● Excerpted data:
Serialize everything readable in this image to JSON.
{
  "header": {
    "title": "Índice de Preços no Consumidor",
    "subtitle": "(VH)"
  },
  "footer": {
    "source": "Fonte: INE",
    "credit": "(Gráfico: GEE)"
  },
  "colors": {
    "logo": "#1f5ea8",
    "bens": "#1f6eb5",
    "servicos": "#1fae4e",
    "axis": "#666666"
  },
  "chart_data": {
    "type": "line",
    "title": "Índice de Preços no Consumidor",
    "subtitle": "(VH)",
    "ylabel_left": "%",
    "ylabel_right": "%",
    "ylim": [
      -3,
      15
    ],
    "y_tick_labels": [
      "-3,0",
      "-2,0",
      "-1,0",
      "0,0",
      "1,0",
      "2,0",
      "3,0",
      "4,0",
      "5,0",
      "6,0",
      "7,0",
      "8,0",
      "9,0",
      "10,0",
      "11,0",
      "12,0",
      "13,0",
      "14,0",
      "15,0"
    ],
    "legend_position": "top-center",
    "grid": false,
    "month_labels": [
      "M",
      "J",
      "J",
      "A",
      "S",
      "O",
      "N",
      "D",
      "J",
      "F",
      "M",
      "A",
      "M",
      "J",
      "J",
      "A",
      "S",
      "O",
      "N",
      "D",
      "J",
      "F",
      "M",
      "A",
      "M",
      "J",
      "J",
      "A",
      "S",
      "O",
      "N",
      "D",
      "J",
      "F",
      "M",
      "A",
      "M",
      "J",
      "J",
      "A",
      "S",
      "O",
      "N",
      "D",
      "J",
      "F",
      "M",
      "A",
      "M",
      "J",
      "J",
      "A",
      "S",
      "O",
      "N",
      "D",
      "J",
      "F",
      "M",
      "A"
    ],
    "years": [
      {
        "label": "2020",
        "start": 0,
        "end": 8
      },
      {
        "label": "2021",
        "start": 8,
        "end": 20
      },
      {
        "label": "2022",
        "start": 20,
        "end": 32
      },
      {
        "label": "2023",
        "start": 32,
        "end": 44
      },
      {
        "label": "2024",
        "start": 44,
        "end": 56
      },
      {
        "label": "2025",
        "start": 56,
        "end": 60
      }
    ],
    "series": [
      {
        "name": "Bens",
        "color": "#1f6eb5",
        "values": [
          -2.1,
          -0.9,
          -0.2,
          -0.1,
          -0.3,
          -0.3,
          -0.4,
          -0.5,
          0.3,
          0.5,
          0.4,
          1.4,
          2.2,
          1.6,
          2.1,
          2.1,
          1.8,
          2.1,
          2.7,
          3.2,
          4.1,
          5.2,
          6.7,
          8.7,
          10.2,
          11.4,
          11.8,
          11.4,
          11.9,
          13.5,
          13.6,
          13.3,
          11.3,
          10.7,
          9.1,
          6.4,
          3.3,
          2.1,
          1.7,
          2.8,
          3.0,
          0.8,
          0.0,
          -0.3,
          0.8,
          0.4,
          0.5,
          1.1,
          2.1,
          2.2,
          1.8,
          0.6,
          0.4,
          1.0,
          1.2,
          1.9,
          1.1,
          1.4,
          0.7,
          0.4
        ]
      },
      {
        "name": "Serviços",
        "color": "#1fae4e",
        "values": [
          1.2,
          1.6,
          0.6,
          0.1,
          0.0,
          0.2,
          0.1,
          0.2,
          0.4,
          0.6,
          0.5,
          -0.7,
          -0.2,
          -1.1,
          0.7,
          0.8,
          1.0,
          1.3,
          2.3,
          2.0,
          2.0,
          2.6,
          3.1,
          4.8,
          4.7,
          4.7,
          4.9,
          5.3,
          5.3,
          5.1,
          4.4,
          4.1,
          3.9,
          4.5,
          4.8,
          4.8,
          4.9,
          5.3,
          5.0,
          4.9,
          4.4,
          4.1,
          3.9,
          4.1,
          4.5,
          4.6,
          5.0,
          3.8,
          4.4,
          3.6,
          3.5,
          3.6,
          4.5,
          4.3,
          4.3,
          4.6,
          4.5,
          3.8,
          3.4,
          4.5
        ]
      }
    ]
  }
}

● Prompt:
Search the data for the string "start" and copy each line where it appears.

● Expected answer:
        "start": 0,
        "start": 8,
        "start": 20,
        "start": 32,
        "start": 44,
        "start": 56,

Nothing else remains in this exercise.